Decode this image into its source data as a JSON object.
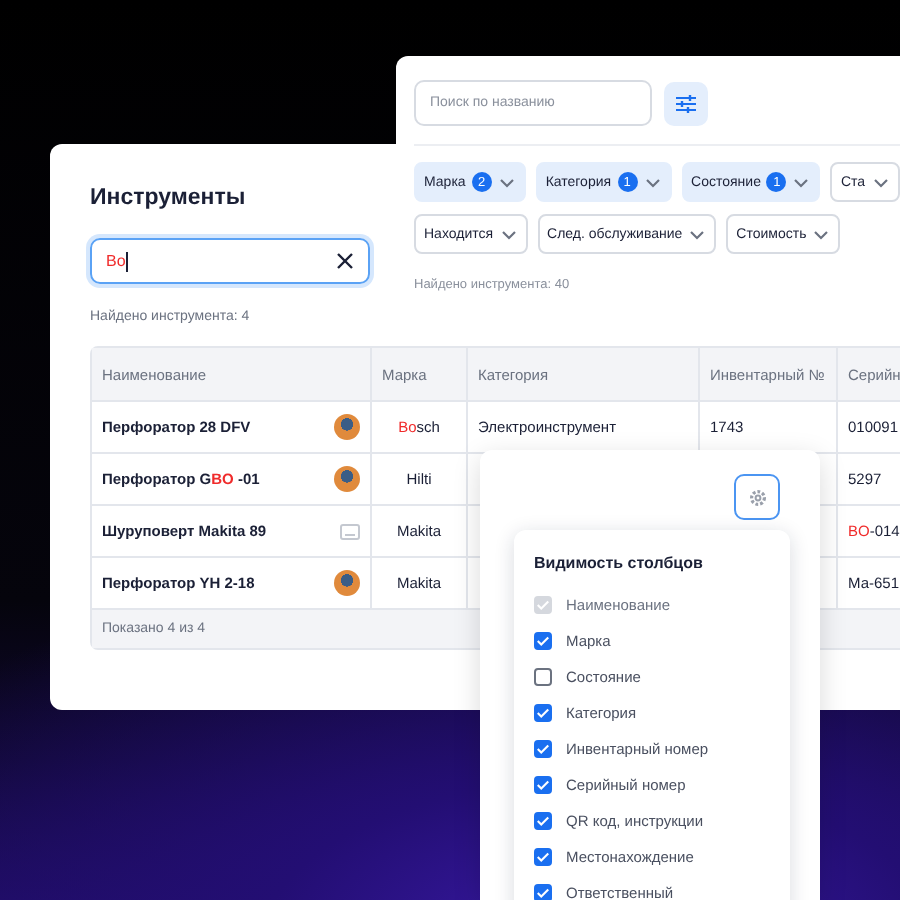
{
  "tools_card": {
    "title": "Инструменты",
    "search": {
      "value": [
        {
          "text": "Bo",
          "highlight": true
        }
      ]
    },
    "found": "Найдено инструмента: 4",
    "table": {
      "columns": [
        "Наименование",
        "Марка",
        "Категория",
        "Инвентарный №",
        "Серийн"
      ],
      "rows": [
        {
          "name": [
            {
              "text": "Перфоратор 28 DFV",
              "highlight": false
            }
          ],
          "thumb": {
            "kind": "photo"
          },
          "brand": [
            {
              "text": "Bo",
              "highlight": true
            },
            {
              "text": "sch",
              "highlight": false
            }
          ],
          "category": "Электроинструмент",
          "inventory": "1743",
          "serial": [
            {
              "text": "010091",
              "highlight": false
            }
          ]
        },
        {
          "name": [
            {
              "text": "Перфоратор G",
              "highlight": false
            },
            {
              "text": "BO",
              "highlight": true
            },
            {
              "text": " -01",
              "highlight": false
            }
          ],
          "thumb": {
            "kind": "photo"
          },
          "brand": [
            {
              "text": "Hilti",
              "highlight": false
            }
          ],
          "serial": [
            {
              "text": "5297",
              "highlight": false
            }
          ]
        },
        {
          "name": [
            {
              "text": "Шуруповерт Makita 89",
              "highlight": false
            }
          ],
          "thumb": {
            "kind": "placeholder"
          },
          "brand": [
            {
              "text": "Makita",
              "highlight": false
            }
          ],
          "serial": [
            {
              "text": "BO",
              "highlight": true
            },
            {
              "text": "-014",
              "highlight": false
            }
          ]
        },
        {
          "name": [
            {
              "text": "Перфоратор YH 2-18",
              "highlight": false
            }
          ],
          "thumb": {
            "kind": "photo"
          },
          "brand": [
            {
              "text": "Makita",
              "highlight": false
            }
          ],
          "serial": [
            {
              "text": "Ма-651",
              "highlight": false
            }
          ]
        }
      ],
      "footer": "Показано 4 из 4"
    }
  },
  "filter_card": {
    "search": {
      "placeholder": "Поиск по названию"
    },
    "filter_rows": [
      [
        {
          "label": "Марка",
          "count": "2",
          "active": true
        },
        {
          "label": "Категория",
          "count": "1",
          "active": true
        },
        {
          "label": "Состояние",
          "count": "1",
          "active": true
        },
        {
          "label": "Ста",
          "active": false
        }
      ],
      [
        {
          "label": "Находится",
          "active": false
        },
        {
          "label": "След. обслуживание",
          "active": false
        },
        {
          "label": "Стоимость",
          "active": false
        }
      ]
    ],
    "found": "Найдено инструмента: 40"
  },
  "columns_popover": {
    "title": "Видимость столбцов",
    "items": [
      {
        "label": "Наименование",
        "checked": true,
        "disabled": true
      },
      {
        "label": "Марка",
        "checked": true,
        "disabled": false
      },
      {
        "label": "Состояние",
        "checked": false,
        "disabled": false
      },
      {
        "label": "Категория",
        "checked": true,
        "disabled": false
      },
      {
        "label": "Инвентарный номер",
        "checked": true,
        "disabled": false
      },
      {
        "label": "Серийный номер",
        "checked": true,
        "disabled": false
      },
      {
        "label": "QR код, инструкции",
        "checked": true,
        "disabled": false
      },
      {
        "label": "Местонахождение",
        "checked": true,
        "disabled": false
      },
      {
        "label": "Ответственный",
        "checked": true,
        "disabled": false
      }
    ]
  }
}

■ GOAL ■
Leave out the pictures and give the rest of the records again exactly.

■ OUTPUT BELOW ■
Decode this image into its source data as a JSON object.
{
  "tools_card": {
    "title": "Инструменты",
    "search": {
      "value": [
        {
          "text": "Bo",
          "highlight": true
        }
      ]
    },
    "found": "Найдено инструмента: 4",
    "table": {
      "columns": [
        "Наименование",
        "Марка",
        "Категория",
        "Инвентарный №",
        "Серийн"
      ],
      "rows": [
        {
          "name": [
            {
              "text": "Перфоратор 28 DFV",
              "highlight": false
            }
          ],
          "thumb": {
            "kind": "photo"
          },
          "brand": [
            {
              "text": "Bo",
              "highlight": true
            },
            {
              "text": "sch",
              "highlight": false
            }
          ],
          "category": "Электроинструмент",
          "inventory": "1743",
          "serial": [
            {
              "text": "010091",
              "highlight": false
            }
          ]
        },
        {
          "name": [
            {
              "text": "Перфоратор G",
              "highlight": false
            },
            {
              "text": "BO",
              "highlight": true
            },
            {
              "text": " -01",
              "highlight": false
            }
          ],
          "thumb": {
            "kind": "photo"
          },
          "brand": [
            {
              "text": "Hilti",
              "highlight": false
            }
          ],
          "serial": [
            {
              "text": "5297",
              "highlight": false
            }
          ]
        },
        {
          "name": [
            {
              "text": "Шуруповерт Makita 89",
              "highlight": false
            }
          ],
          "thumb": {
            "kind": "placeholder"
          },
          "brand": [
            {
              "text": "Makita",
              "highlight": false
            }
          ],
          "serial": [
            {
              "text": "BO",
              "highlight": true
            },
            {
              "text": "-014",
              "highlight": false
            }
          ]
        },
        {
          "name": [
            {
              "text": "Перфоратор YH 2-18",
              "highlight": false
            }
          ],
          "thumb": {
            "kind": "photo"
          },
          "brand": [
            {
              "text": "Makita",
              "highlight": false
            }
          ],
          "serial": [
            {
              "text": "Ма-651",
              "highlight": false
            }
          ]
        }
      ],
      "footer": "Показано 4 из 4"
    }
  },
  "filter_card": {
    "search": {
      "placeholder": "Поиск по названию"
    },
    "filter_rows": [
      [
        {
          "label": "Марка",
          "count": "2",
          "active": true
        },
        {
          "label": "Категория",
          "count": "1",
          "active": true
        },
        {
          "label": "Состояние",
          "count": "1",
          "active": true
        },
        {
          "label": "Ста",
          "active": false
        }
      ],
      [
        {
          "label": "Находится",
          "active": false
        },
        {
          "label": "След. обслуживание",
          "active": false
        },
        {
          "label": "Стоимость",
          "active": false
        }
      ]
    ],
    "found": "Найдено инструмента: 40"
  },
  "columns_popover": {
    "title": "Видимость столбцов",
    "items": [
      {
        "label": "Наименование",
        "checked": true,
        "disabled": true
      },
      {
        "label": "Марка",
        "checked": true,
        "disabled": false
      },
      {
        "label": "Состояние",
        "checked": false,
        "disabled": false
      },
      {
        "label": "Категория",
        "checked": true,
        "disabled": false
      },
      {
        "label": "Инвентарный номер",
        "checked": true,
        "disabled": false
      },
      {
        "label": "Серийный номер",
        "checked": true,
        "disabled": false
      },
      {
        "label": "QR код, инструкции",
        "checked": true,
        "disabled": false
      },
      {
        "label": "Местонахождение",
        "checked": true,
        "disabled": false
      },
      {
        "label": "Ответственный",
        "checked": true,
        "disabled": false
      }
    ]
  }
}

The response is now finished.